== SUPPLIED RECORDS

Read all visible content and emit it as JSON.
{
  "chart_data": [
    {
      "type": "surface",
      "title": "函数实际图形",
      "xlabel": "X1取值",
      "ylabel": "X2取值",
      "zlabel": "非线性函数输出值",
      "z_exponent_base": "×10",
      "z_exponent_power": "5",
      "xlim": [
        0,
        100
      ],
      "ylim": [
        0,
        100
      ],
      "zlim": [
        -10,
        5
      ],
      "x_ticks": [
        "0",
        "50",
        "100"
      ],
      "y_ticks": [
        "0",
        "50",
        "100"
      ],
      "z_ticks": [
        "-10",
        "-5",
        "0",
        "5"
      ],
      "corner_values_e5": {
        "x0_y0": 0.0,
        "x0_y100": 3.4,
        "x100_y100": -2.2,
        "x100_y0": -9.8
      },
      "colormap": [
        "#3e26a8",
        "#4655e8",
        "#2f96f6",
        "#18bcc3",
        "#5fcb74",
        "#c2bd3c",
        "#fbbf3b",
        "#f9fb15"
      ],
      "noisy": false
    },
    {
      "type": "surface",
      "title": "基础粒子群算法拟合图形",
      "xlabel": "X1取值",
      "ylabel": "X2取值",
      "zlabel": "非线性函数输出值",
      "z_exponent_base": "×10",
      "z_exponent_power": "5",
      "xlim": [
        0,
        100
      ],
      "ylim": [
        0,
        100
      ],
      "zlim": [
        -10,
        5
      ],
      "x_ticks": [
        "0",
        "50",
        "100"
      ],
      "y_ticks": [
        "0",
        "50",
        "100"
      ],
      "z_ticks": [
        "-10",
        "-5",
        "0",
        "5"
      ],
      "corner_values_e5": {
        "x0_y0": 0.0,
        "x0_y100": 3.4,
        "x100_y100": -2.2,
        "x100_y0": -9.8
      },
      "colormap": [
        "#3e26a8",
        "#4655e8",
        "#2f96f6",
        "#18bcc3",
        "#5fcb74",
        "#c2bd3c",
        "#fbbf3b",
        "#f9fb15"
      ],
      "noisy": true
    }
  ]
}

====

**PROBLEM**
Reproduce all of the data exactly as given.

**COMPLETED EXERCISE**
Read all visible content and emit it as JSON.
{
  "chart_data": [
    {
      "type": "surface",
      "title": "函数实际图形",
      "xlabel": "X1取值",
      "ylabel": "X2取值",
      "zlabel": "非线性函数输出值",
      "z_exponent_base": "×10",
      "z_exponent_power": "5",
      "xlim": [
        0,
        100
      ],
      "ylim": [
        0,
        100
      ],
      "zlim": [
        -10,
        5
      ],
      "x_ticks": [
        "0",
        "50",
        "100"
      ],
      "y_ticks": [
        "0",
        "50",
        "100"
      ],
      "z_ticks": [
        "-10",
        "-5",
        "0",
        "5"
      ],
      "corner_values_e5": {
        "x0_y0": 0.0,
        "x0_y100": 3.4,
        "x100_y100": -2.2,
        "x100_y0": -9.8
      },
      "colormap": [
        "#3e26a8",
        "#4655e8",
        "#2f96f6",
        "#18bcc3",
        "#5fcb74",
        "#c2bd3c",
        "#fbbf3b",
        "#f9fb15"
      ],
      "noisy": false
    },
    {
      "type": "surface",
      "title": "基础粒子群算法拟合图形",
      "xlabel": "X1取值",
      "ylabel": "X2取值",
      "zlabel": "非线性函数输出值",
      "z_exponent_base": "×10",
      "z_exponent_power": "5",
      "xlim": [
        0,
        100
      ],
      "ylim": [
        0,
        100
      ],
      "zlim": [
        -10,
        5
      ],
      "x_ticks": [
        "0",
        "50",
        "100"
      ],
      "y_ticks": [
        "0",
        "50",
        "100"
      ],
      "z_ticks": [
        "-10",
        "-5",
        "0",
        "5"
      ],
      "corner_values_e5": {
        "x0_y0": 0.0,
        "x0_y100": 3.4,
        "x100_y100": -2.2,
        "x100_y0": -9.8
      },
      "colormap": [
        "#3e26a8",
        "#4655e8",
        "#2f96f6",
        "#18bcc3",
        "#5fcb74",
        "#c2bd3c",
        "#fbbf3b",
        "#f9fb15"
      ],
      "noisy": true
    }
  ]
}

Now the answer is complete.